**Items listed in a dataset**
....................
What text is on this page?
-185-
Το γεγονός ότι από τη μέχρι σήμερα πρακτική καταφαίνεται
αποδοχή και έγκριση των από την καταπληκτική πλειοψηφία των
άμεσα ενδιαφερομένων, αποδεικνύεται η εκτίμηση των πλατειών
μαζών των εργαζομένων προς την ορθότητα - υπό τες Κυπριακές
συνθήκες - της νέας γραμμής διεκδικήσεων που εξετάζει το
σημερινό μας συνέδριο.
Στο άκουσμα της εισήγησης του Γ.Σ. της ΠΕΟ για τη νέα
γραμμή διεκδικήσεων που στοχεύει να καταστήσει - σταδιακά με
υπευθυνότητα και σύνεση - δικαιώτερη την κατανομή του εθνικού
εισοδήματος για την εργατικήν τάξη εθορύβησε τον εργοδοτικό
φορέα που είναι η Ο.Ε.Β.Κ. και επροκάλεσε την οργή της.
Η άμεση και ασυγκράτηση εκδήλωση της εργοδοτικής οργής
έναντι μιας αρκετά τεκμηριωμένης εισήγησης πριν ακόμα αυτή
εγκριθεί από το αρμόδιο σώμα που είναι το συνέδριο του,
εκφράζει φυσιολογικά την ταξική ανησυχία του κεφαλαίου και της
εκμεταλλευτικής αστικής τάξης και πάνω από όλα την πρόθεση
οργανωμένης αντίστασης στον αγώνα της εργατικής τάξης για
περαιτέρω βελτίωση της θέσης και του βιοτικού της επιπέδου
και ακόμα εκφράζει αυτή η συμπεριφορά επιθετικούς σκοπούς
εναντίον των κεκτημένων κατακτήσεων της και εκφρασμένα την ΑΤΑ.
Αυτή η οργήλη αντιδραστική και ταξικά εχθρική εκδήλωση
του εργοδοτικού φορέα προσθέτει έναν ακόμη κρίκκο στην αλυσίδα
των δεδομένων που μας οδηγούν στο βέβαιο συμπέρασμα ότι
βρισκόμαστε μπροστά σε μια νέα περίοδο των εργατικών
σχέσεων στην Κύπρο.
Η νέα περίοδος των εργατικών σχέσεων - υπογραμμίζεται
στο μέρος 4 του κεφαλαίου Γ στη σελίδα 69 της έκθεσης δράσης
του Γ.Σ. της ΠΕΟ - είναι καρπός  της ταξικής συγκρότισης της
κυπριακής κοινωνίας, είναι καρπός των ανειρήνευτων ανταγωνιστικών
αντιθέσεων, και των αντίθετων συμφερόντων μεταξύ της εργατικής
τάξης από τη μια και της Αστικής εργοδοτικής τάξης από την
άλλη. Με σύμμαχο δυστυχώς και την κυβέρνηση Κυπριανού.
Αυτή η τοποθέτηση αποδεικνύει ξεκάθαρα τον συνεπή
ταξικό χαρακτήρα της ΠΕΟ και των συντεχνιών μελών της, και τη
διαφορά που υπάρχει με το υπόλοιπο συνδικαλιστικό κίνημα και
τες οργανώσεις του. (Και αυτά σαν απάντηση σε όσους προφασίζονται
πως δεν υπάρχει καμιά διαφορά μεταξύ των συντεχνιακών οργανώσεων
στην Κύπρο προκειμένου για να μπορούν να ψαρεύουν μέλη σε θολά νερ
....................
**Challenge**
Each line of the listing should be copied exactly.

**Output for this exercise**
What text is on this page?
-185-
Το γεγονός ότι από τη μέχρι σήμερα πρακτική καταφαίνεται
αποδοχή και έγκριση των από την καταπληκτική πλειοψηφία των
άμεσα ενδιαφερομένων, αποδεικνύεται η εκτίμηση των πλατειών
μαζών των εργαζομένων προς την ορθότητα - υπό τες Κυπριακές
συνθήκες - της νέας γραμμής διεκδικήσεων που εξετάζει το
σημερινό μας συνέδριο.
Στο άκουσμα της εισήγησης του Γ.Σ. της ΠΕΟ για τη νέα
γραμμή διεκδικήσεων που στοχεύει να καταστήσει - σταδιακά με
υπευθυνότητα και σύνεση - δικαιώτερη την κατανομή του εθνικού
εισοδήματος για την εργατικήν τάξη εθορύβησε τον εργοδοτικό
φορέα που είναι η Ο.Ε.Β.Κ. και επροκάλεσε την οργή της.
Η άμεση και ασυγκράτηση εκδήλωση της εργοδοτικής οργής
έναντι μιας αρκετά τεκμηριωμένης εισήγησης πριν ακόμα αυτή
εγκριθεί από το αρμόδιο σώμα που είναι το συνέδριο του,
εκφράζει φυσιολογικά την ταξική ανησυχία του κεφαλαίου και της
εκμεταλλευτικής αστικής τάξης και πάνω από όλα την πρόθεση
οργανωμένης αντίστασης στον αγώνα της εργατικής τάξης για
περαιτέρω βελτίωση της θέσης και του βιοτικού της επιπέδου
και ακόμα εκφράζει αυτή η συμπεριφορά επιθετικούς σκοπούς
εναντίον των κεκτημένων κατακτήσεων της και εκφρασμένα την ΑΤΑ.
Αυτή η οργήλη αντιδραστική και ταξικά εχθρική εκδήλωση
του εργοδοτικού φορέα προσθέτει έναν ακόμη κρίκκο στην αλυσίδα
των δεδομένων που μας οδηγούν στο βέβαιο συμπέρασμα ότι
βρισκόμαστε μπροστά σε μια νέα περίοδο των εργατικών
σχέσεων στην Κύπρο.
Η νέα περίοδος των εργατικών σχέσεων - υπογραμμίζεται
στο μέρος 4 του κεφαλαίου Γ στη σελίδα 69 της έκθεσης δράσης
του Γ.Σ. της ΠΕΟ - είναι καρπός  της ταξικής συγκρότισης της
κυπριακής κοινωνίας, είναι καρπός των ανειρήνευτων ανταγωνιστικών
αντιθέσεων, και των αντίθετων συμφερόντων μεταξύ της εργατικής
τάξης από τη μια και της Αστικής εργοδοτικής τάξης από την
άλλη. Με σύμμαχο δυστυχώς και την κυβέρνηση Κυπριανού.
Αυτή η τοποθέτηση αποδεικνύει ξεκάθαρα τον συνεπή
ταξικό χαρακτήρα της ΠΕΟ και των συντεχνιών μελών της, και τη
διαφορά που υπάρχει με το υπόλοιπο συνδικαλιστικό κίνημα και
τες οργανώσεις του. (Και αυτά σαν απάντηση σε όσους προφασίζονται
πως δεν υπάρχει καμιά διαφορά μεταξύ των συντεχνιακών οργανώσεων
στην Κύπρο προκειμένου για να μπορούν να ψαρεύουν μέλη σε θολά νερ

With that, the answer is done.